***** Dataset content

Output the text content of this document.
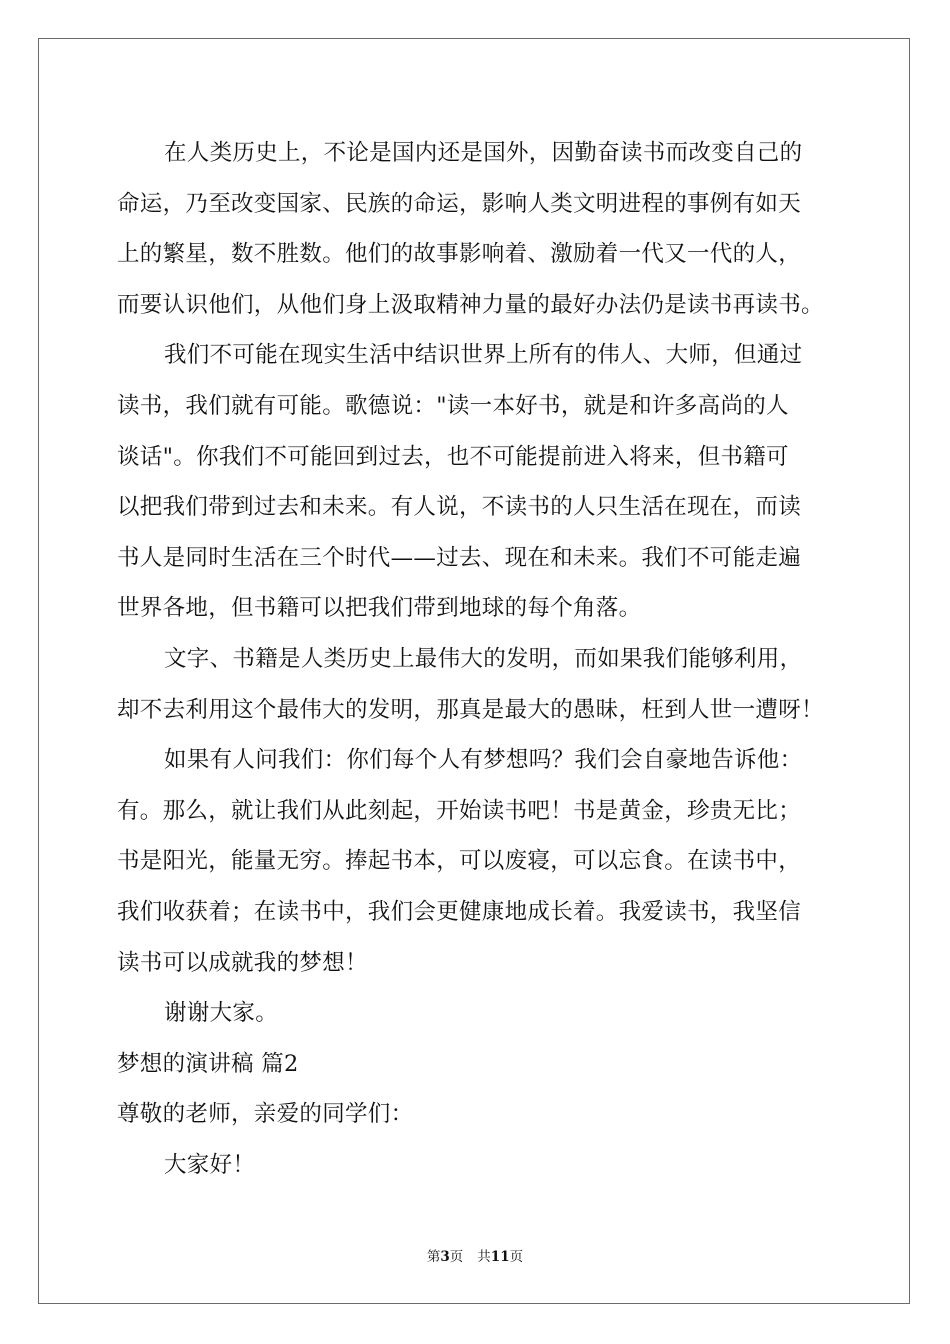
在人类历史上，不论是国内还是国外，因勤奋读书而改变自己的
命运，乃至改变国家、民族的命运，影响人类文明进程的事例有如天
上的繁星，数不胜数。他们的故事影响着、激励着一代又一代的人，
而要认识他们，从他们身上汲取精神力量的最好办法仍是读书再读书。
我们不可能在现实生活中结识世界上所有的伟人、大师，但通过
读书，我们就有可能。歌德说："读一本好书，就是和许多高尚的人
谈话"。你我们不可能回到过去，也不可能提前进入将来，但书籍可
以把我们带到过去和未来。有人说，不读书的人只生活在现在，而读
书人是同时生活在三个时代——过去、现在和未来。我们不可能走遍
世界各地，但书籍可以把我们带到地球的每个角落。
文字、书籍是人类历史上最伟大的发明，而如果我们能够利用，
却不去利用这个最伟大的发明，那真是最大的愚昧，枉到人世一遭呀！
如果有人问我们：你们每个人有梦想吗？我们会自豪地告诉他：
有。那么，就让我们从此刻起，开始读书吧！书是黄金，珍贵无比；
书是阳光，能量无穷。捧起书本，可以废寝，可以忘食。在读书中，
我们收获着；在读书中，我们会更健康地成长着。我爱读书，我坚信
读书可以成就我的梦想！
谢谢大家。
梦想的演讲稿 篇2
尊敬的老师，亲爱的同学们：
大家好！
第3页 共11页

**********

Request → Copy every record above exactly, leaving out any pictures.

Solved exercise →
Output the text content of this document.
在人类历史上，不论是国内还是国外，因勤奋读书而改变自己的
命运，乃至改变国家、民族的命运，影响人类文明进程的事例有如天
上的繁星，数不胜数。他们的故事影响着、激励着一代又一代的人，
而要认识他们，从他们身上汲取精神力量的最好办法仍是读书再读书。
我们不可能在现实生活中结识世界上所有的伟人、大师，但通过
读书，我们就有可能。歌德说："读一本好书，就是和许多高尚的人
谈话"。你我们不可能回到过去，也不可能提前进入将来，但书籍可
以把我们带到过去和未来。有人说，不读书的人只生活在现在，而读
书人是同时生活在三个时代——过去、现在和未来。我们不可能走遍
世界各地，但书籍可以把我们带到地球的每个角落。
文字、书籍是人类历史上最伟大的发明，而如果我们能够利用，
却不去利用这个最伟大的发明，那真是最大的愚昧，枉到人世一遭呀！
如果有人问我们：你们每个人有梦想吗？我们会自豪地告诉他：
有。那么，就让我们从此刻起，开始读书吧！书是黄金，珍贵无比；
书是阳光，能量无穷。捧起书本，可以废寝，可以忘食。在读书中，
我们收获着；在读书中，我们会更健康地成长着。我爱读书，我坚信
读书可以成就我的梦想！
谢谢大家。
梦想的演讲稿 篇2
尊敬的老师，亲爱的同学们：
大家好！
第3页 共11页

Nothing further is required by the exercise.